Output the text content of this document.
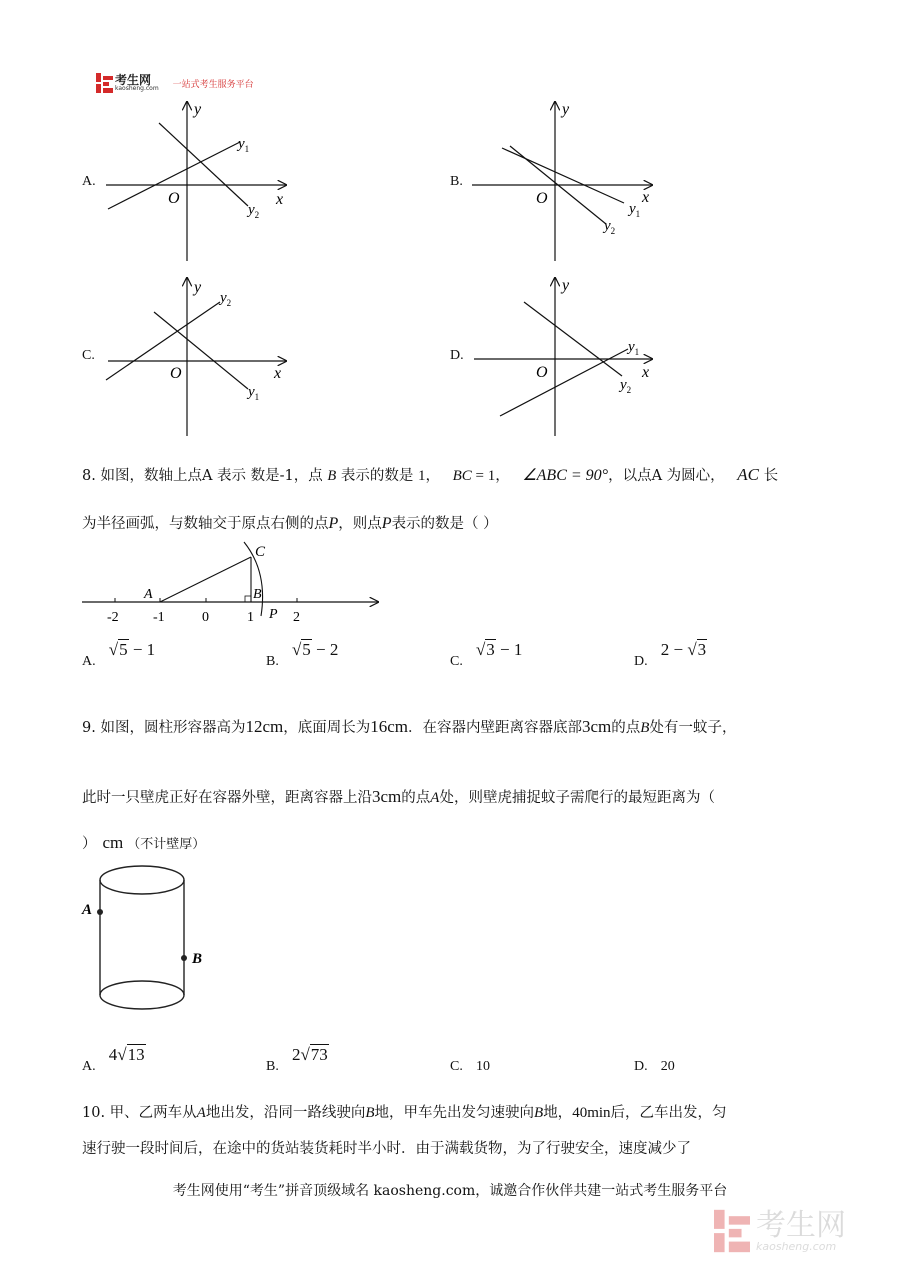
考生网
kaosheng.com	一站式考生服务平台
A.
y
x
O
$y_1$
$y_2$
B.
y
x
O
$y_1$
$y_2$
C.
y
x
O
$y_2$
$y_1$
D.
y
x
O
$y_1$
$y_2$
8. 如图，数轴上点A 表示 数是-1，点 B 表示的数是 1， BC = 1， ∠ABC = 90°，以点A 为圆心， AC 长
为半径画弧，与数轴交于原点右侧的点P，则点P表示的数是（ ）
-2 -1	0	1	2
A	B
C
P
A. √5 − 1
B. √5 − 2
C. √3 − 1
D. 2 − √3
9. 如图，圆柱形容器高为12cm，底面周长为16cm．在容器内壁距离容器底部3cm的点B处有一蚊子，
此时一只壁虎正好在容器外壁，距离容器上沿3cm的点A处，则壁虎捕捉蚊子需爬行的最短距离为（
） cm （不计壁厚）
A
B
A. 4√13
B. 2√73
C. 10	D. 20
10. 甲、乙两车从A地出发，沿同一路线驶向B地，甲车先出发匀速驶向B地，40min后，乙车出发，匀
速行驶一段时间后，在途中的货站装货耗时半小时．由于满载货物，为了行驶安全，速度减少了
考生网使用“考生”拼音顶级域名 kaosheng.com，诚邀合作伙伴共建一站式考生服务平台
考生网
kaosheng.com
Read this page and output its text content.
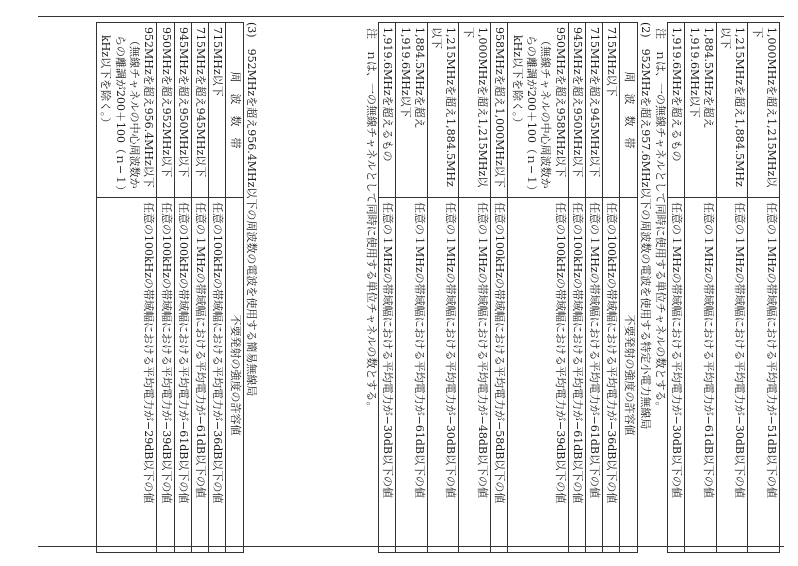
1,000MHzを超え1,215MHz以下	任意の１MHzの帯域幅における平均電力が−51dB以下の値
1,215MHzを超え1,884.5MHz以下	任意の１MHzの帯域幅における平均電力が−30dB以下の値
1,884.5MHzを超え1,919.6MHz以下	任意の１MHzの帯域幅における平均電力が−61dB以下の値
1,919.6MHzを超えるもの	任意の１MHzの帯域幅における平均電力が−30dB以下の値
注　ｎは、一の無線チャネルとして同時に使用する単位チャネルの数とする。
(2)　952MHzを超え957.6MHz以下の周波数の電波を使用する特定小電力無線局
周　波　数　帯	不要発射の強度の許容値
715MHz以下	任意の100kHzの帯域幅における平均電力が−36dB以下の値
715MHzを超え945MHz以下	任意の１MHzの帯域幅における平均電力が−61dB以下の値
945MHzを超え950MHz以下	任意の100kHzの帯域幅における平均電力が−61dB以下の値
950MHzを超え958MHz以下
（無線チャネルの中心周波数からの離調が200＋100（ｎ−１）kHz以下を除く。）	任意の100kHzの帯域幅における平均電力が−39dB以下の値
958MHzを超え1,000MHz以下	任意の100kHzの帯域幅における平均電力が−58dB以下の値
1,000MHzを超え1,215MHz以下	任意の１MHzの帯域幅における平均電力が−48dB以下の値
1,215MHzを超え1,884.5MHz以下	任意の１MHzの帯域幅における平均電力が−30dB以下の値
1,884.5MHzを超え1,919.6MHz以下	任意の１MHzの帯域幅における平均電力が−61dB以下の値
1,919.6MHzを超えるもの	任意の１MHzの帯域幅における平均電力が−30dB以下の値
注　ｎは、一の無線チャネルとして同時に使用する単位チャネルの数とする。
(3)　952MHzを超え956.4MHz以下の周波数の電波を使用する簡易無線局
周　波　数　帯	不要発射の強度の許容値
715MHz以下	任意の100kHzの帯域幅における平均電力が−36dB以下の値
715MHzを超え945MHz以下	任意の１MHzの帯域幅における平均電力が−61dB以下の値
945MHzを超え950MHz以下	任意の100kHzの帯域幅における平均電力が−61dB以下の値
950MHzを超え952MHz以下	任意の100kHzの帯域幅における平均電力が−39dB以下の値
952MHzを超え956.4MHz以下
（無線チャネルの中心周波数からの離調が200＋100（ｎ−１）kHz以下を除く。）	任意の100kHzの帯域幅における平均電力が−29dB以下の値
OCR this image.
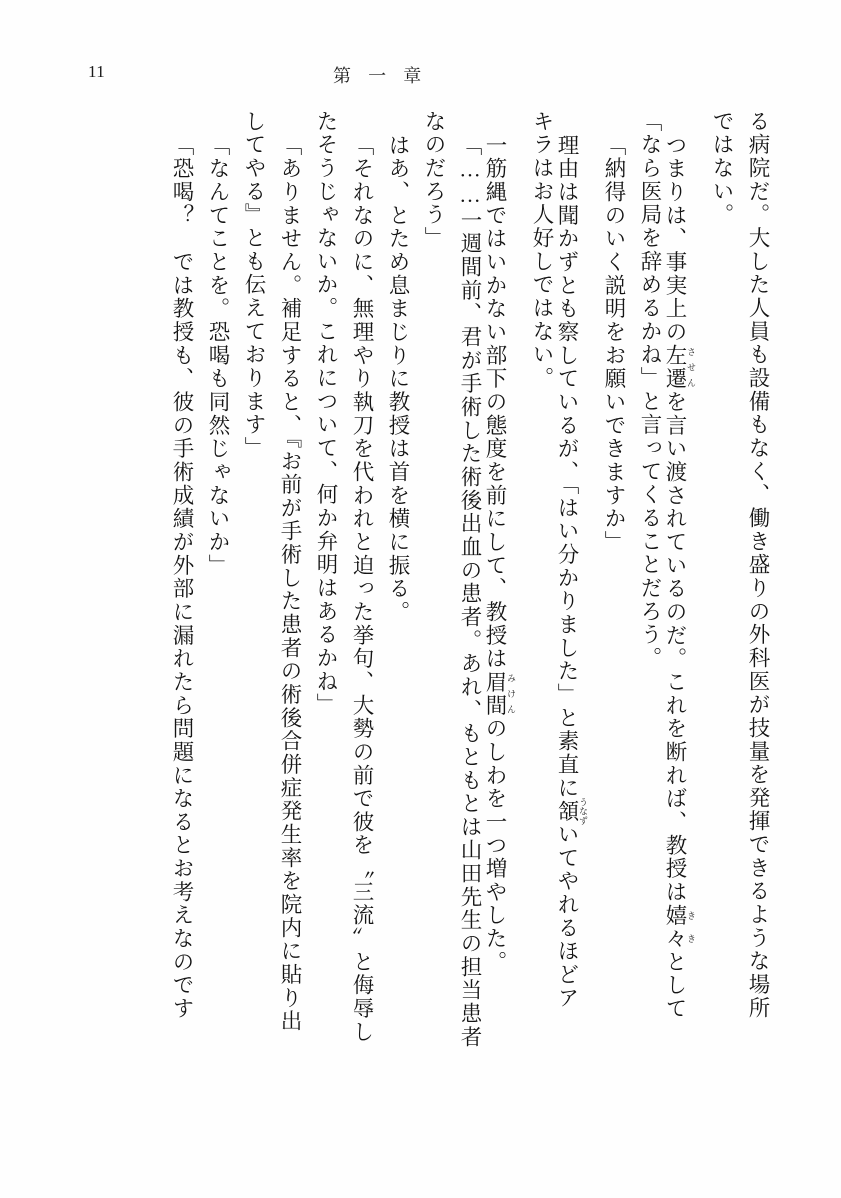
11	第一章
る病院だ。大した人員も設備もなく、働き盛りの外科医が技量を発揮できるような場所
ではない。
つまりは、事実上の左遷 させんを言い渡されているのだ。これを断れば、教授は嬉々 ききとして
「なら医局を辞めるかね」と言ってくることだろう。
「納得のいく説明をお願いできますか」
理由は聞かずとも察しているが、「はい分かりました」と素直に頷 うなずいてやれるほどア
キラはお人好しではない。
一筋縄ではいかない部下の態度を前にして、教授は眉間 みけんのしわを一つ増やした。
「……一週間前、君が手術した術後出血の患者。あれ、もともとは山田先生の担当患者
なのだろう」
はあ、とため息まじりに教授は首を横に振る。
「それなのに、無理やり執刀を代われと迫った挙句、大勢の前で彼を〝三流〟と侮辱し
たそうじゃないか。これについて、何か弁明はあるかね」
「ありません。補足すると、『お前が手術した患者の術後合併症発生率を院内に貼り出
してやる』とも伝えております」
「なんてことを。恐喝も同然じゃないか」
「恐喝？　では教授も、彼の手術成績が外部に漏れたら問題になるとお考えなのです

■ ■ ■ ■ ■

● **Instructions for the task**: Output the lines above in full and exactly as given, omitting any pictures.

● **Written solution**:
Output the text content of this document.
考生网
kaosheng.com	一站式考生服务平台
A.
y
x
O
$y_1$
$y_2$
B.
y
x
O
$y_1$
$y_2$
C.
y
x
O
$y_2$
$y_1$
D.
y
x
O
$y_1$
$y_2$
8. 如图，数轴上点A 表示 数是-1，点 B 表示的数是 1， BC = 1， ∠ABC = 90°，以点A 为圆心， AC 长
为半径画弧，与数轴交于原点右侧的点P，则点P表示的数是（ ）
-2 -1	0	1	2
A	B
C
P
A. √5 − 1
B. √5 − 2
C. √3 − 1
D. 2 − √3
9. 如图，圆柱形容器高为12cm，底面周长为16cm．在容器内壁距离容器底部3cm的点B处有一蚊子，
此时一只壁虎正好在容器外壁，距离容器上沿3cm的点A处，则壁虎捕捉蚊子需爬行的最短距离为（
） cm （不计壁厚）
A
B
A. 4√13
B. 2√73
C. 10	D. 20
10. 甲、乙两车从A地出发，沿同一路线驶向B地，甲车先出发匀速驶向B地，40min后，乙车出发，匀
速行驶一段时间后，在途中的货站装货耗时半小时．由于满载货物，为了行驶安全，速度减少了
考生网使用“考生”拼音顶级域名 kaosheng.com，诚邀合作伙伴共建一站式考生服务平台
考生网
kaosheng.com
Read this page and output its text content.
1,000MHzを超え1,215MHz以下	任意の１MHzの帯域幅における平均電力が−51dB以下の値
1,215MHzを超え1,884.5MHz以下	任意の１MHzの帯域幅における平均電力が−30dB以下の値
1,884.5MHzを超え1,919.6MHz以下	任意の１MHzの帯域幅における平均電力が−61dB以下の値
1,919.6MHzを超えるもの	任意の１MHzの帯域幅における平均電力が−30dB以下の値
注　ｎは、一の無線チャネルとして同時に使用する単位チャネルの数とする。
(2)　952MHzを超え957.6MHz以下の周波数の電波を使用する特定小電力無線局
周　波　数　帯	不要発射の強度の許容値
715MHz以下	任意の100kHzの帯域幅における平均電力が−36dB以下の値
715MHzを超え945MHz以下	任意の１MHzの帯域幅における平均電力が−61dB以下の値
945MHzを超え950MHz以下	任意の100kHzの帯域幅における平均電力が−61dB以下の値
950MHzを超え958MHz以下
（無線チャネルの中心周波数からの離調が200＋100（ｎ−１）kHz以下を除く。）	任意の100kHzの帯域幅における平均電力が−39dB以下の値
958MHzを超え1,000MHz以下	任意の100kHzの帯域幅における平均電力が−58dB以下の値
1,000MHzを超え1,215MHz以下	任意の１MHzの帯域幅における平均電力が−48dB以下の値
1,215MHzを超え1,884.5MHz以下	任意の１MHzの帯域幅における平均電力が−30dB以下の値
1,884.5MHzを超え1,919.6MHz以下	任意の１MHzの帯域幅における平均電力が−61dB以下の値
1,919.6MHzを超えるもの	任意の１MHzの帯域幅における平均電力が−30dB以下の値
注　ｎは、一の無線チャネルとして同時に使用する単位チャネルの数とする。
(3)　952MHzを超え956.4MHz以下の周波数の電波を使用する簡易無線局
周　波　数　帯	不要発射の強度の許容値
715MHz以下	任意の100kHzの帯域幅における平均電力が−36dB以下の値
715MHzを超え945MHz以下	任意の１MHzの帯域幅における平均電力が−61dB以下の値
945MHzを超え950MHz以下	任意の100kHzの帯域幅における平均電力が−61dB以下の値
950MHzを超え952MHz以下	任意の100kHzの帯域幅における平均電力が−39dB以下の値
952MHzを超え956.4MHz以下
（無線チャネルの中心周波数からの離調が200＋100（ｎ−１）kHz以下を除く。）	任意の100kHzの帯域幅における平均電力が−29dB以下の値
OCR this image.
11	第一章
る病院だ。大した人員も設備もなく、働き盛りの外科医が技量を発揮できるような場所
ではない。
つまりは、事実上の左遷 させんを言い渡されているのだ。これを断れば、教授は嬉々 ききとして
「なら医局を辞めるかね」と言ってくることだろう。
「納得のいく説明をお願いできますか」
理由は聞かずとも察しているが、「はい分かりました」と素直に頷 うなずいてやれるほどア
キラはお人好しではない。
一筋縄ではいかない部下の態度を前にして、教授は眉間 みけんのしわを一つ増やした。
「……一週間前、君が手術した術後出血の患者。あれ、もともとは山田先生の担当患者
なのだろう」
はあ、とため息まじりに教授は首を横に振る。
「それなのに、無理やり執刀を代われと迫った挙句、大勢の前で彼を〝三流〟と侮辱し
たそうじゃないか。これについて、何か弁明はあるかね」
「ありません。補足すると、『お前が手術した患者の術後合併症発生率を院内に貼り出
してやる』とも伝えております」
「なんてことを。恐喝も同然じゃないか」
「恐喝？　では教授も、彼の手術成績が外部に漏れたら問題になるとお考えなのです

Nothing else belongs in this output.